● What needs to be done:
In the material below, identify each line bearing the word "University". Reproduce those lines.

● Records:

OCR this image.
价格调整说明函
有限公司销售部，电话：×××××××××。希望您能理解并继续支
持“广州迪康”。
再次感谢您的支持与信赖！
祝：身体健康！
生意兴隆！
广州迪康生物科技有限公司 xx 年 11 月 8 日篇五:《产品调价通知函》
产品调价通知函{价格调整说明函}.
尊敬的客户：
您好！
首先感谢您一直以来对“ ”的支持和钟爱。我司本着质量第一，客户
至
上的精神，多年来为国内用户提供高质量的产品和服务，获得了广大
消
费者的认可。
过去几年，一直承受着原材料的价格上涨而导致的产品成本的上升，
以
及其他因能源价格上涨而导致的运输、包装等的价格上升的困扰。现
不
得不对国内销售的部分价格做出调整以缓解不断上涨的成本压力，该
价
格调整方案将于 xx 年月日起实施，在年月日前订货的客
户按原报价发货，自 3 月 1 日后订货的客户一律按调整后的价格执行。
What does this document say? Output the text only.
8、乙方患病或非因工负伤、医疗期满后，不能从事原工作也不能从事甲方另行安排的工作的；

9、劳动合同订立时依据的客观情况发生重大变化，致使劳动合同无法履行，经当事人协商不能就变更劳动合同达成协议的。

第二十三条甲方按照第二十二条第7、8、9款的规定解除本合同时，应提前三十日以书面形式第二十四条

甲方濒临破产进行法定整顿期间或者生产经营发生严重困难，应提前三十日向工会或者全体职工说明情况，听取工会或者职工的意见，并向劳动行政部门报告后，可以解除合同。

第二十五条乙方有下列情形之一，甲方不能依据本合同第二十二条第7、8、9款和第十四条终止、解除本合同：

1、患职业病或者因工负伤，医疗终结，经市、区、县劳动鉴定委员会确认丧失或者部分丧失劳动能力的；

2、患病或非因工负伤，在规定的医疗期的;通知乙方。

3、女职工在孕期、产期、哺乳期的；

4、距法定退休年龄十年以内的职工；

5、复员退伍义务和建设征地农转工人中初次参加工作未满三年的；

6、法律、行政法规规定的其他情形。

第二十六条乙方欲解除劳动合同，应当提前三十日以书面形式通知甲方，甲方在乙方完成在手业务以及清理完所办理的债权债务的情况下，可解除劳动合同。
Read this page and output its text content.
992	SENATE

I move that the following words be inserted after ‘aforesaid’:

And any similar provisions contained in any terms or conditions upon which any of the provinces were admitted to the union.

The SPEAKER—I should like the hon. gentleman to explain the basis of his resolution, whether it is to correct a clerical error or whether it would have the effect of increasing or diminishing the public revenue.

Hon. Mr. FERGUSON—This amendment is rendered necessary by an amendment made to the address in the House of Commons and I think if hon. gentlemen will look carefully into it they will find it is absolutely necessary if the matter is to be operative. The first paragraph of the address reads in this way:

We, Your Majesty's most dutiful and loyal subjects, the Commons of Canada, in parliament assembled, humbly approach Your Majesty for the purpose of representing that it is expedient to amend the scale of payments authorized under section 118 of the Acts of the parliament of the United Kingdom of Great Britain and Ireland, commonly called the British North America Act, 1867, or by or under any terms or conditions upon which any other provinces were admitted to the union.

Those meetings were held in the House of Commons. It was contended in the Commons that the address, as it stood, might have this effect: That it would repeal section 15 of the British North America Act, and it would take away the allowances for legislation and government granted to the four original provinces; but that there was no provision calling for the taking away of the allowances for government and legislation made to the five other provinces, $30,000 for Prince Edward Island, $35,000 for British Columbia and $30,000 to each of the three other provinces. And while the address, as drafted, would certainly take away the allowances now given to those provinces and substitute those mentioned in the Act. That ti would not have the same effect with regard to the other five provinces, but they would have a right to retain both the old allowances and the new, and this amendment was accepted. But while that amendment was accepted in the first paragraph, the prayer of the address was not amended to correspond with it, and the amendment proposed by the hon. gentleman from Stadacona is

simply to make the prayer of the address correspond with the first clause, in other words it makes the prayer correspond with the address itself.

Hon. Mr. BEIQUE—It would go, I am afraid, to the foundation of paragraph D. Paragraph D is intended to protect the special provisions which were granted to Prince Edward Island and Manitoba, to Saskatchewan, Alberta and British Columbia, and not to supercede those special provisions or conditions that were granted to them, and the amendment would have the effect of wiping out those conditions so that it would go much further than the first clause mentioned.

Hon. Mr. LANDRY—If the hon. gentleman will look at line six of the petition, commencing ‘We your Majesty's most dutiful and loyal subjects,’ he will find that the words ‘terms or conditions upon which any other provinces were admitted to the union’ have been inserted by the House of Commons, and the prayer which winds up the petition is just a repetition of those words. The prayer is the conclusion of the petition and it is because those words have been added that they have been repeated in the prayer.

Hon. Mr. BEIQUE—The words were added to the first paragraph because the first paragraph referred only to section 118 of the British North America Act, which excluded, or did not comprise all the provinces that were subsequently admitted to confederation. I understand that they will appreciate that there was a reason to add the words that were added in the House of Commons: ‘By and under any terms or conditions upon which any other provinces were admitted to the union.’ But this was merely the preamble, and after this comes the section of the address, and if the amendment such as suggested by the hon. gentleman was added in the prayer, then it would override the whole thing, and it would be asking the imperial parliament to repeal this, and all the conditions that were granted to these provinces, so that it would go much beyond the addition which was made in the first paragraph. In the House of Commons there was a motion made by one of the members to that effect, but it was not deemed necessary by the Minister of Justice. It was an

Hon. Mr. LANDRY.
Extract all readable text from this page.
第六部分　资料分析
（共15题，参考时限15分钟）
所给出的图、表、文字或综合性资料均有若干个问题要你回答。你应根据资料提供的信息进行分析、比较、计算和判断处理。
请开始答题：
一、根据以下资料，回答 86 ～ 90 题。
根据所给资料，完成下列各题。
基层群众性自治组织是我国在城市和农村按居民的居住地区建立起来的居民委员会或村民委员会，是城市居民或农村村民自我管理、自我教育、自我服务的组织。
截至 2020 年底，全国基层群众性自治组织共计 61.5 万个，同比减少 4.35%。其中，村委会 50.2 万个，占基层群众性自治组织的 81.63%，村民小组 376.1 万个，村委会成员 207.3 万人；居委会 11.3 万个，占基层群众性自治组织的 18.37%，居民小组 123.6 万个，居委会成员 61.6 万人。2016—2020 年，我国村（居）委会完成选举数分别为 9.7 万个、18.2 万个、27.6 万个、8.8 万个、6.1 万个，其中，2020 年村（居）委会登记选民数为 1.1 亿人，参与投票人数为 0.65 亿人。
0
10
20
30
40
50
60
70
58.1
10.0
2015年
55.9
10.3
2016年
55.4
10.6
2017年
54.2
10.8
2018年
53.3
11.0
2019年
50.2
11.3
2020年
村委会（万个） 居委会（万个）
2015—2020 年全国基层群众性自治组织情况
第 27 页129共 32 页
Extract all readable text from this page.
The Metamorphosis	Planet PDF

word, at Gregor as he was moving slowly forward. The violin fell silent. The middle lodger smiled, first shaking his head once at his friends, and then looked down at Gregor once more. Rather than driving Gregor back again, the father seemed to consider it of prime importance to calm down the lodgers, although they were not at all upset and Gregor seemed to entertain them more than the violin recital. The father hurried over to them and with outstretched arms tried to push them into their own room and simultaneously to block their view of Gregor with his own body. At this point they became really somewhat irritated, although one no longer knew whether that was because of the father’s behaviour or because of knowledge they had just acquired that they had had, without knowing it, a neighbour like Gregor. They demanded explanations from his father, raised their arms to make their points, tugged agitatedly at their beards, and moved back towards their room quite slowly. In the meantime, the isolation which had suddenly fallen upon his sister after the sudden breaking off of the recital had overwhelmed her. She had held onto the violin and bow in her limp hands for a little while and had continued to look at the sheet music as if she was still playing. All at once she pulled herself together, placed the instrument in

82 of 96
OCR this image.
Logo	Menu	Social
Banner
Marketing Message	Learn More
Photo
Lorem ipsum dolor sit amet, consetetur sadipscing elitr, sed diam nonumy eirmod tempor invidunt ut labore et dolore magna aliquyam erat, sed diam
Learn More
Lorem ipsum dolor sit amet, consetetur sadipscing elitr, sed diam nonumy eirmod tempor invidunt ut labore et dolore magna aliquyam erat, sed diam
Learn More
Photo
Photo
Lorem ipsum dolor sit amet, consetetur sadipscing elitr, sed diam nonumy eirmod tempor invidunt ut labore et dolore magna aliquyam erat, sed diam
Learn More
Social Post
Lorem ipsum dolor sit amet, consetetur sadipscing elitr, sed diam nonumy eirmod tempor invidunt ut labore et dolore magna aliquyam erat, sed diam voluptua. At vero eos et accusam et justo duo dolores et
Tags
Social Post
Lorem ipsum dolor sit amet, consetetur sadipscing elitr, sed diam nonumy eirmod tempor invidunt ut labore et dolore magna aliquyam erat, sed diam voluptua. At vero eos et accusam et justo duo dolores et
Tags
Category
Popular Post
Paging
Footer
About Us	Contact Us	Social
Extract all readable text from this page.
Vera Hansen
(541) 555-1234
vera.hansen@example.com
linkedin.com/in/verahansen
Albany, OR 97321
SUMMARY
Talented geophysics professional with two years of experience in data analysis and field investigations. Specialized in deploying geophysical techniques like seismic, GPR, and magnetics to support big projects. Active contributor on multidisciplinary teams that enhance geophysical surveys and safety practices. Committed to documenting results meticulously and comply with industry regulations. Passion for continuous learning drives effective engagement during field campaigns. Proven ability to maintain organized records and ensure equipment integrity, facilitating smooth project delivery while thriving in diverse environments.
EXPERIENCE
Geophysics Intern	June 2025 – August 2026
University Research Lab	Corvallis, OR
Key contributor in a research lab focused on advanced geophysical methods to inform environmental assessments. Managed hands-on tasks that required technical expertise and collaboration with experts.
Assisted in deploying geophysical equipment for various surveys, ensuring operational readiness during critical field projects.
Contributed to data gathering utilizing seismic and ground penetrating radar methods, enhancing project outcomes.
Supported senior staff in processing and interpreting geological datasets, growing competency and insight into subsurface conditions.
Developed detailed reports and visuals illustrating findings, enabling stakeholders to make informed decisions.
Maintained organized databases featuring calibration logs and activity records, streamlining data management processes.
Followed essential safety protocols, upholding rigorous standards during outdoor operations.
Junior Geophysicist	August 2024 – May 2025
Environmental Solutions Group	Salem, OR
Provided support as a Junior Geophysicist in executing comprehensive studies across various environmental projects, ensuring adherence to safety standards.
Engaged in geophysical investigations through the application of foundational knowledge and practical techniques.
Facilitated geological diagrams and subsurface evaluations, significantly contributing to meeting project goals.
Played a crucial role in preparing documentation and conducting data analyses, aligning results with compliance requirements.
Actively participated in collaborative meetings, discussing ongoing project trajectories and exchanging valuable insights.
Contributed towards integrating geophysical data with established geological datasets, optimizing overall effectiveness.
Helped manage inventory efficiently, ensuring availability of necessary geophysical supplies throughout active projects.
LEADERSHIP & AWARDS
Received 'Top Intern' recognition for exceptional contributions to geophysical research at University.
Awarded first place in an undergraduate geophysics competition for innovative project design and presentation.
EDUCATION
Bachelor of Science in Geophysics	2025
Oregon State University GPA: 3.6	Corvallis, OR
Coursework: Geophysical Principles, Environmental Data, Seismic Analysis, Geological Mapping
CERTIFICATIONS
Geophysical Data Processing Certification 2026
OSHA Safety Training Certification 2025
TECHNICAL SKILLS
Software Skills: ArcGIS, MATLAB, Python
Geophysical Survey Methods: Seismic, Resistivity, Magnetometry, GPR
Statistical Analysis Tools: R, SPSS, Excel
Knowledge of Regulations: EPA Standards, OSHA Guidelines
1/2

● Written answer:
University Research Lab	Corvallis, OR
Received 'Top Intern' recognition for exceptional contributions to geophysical research at University.
Oregon State University GPA: 3.6	Corvallis, OR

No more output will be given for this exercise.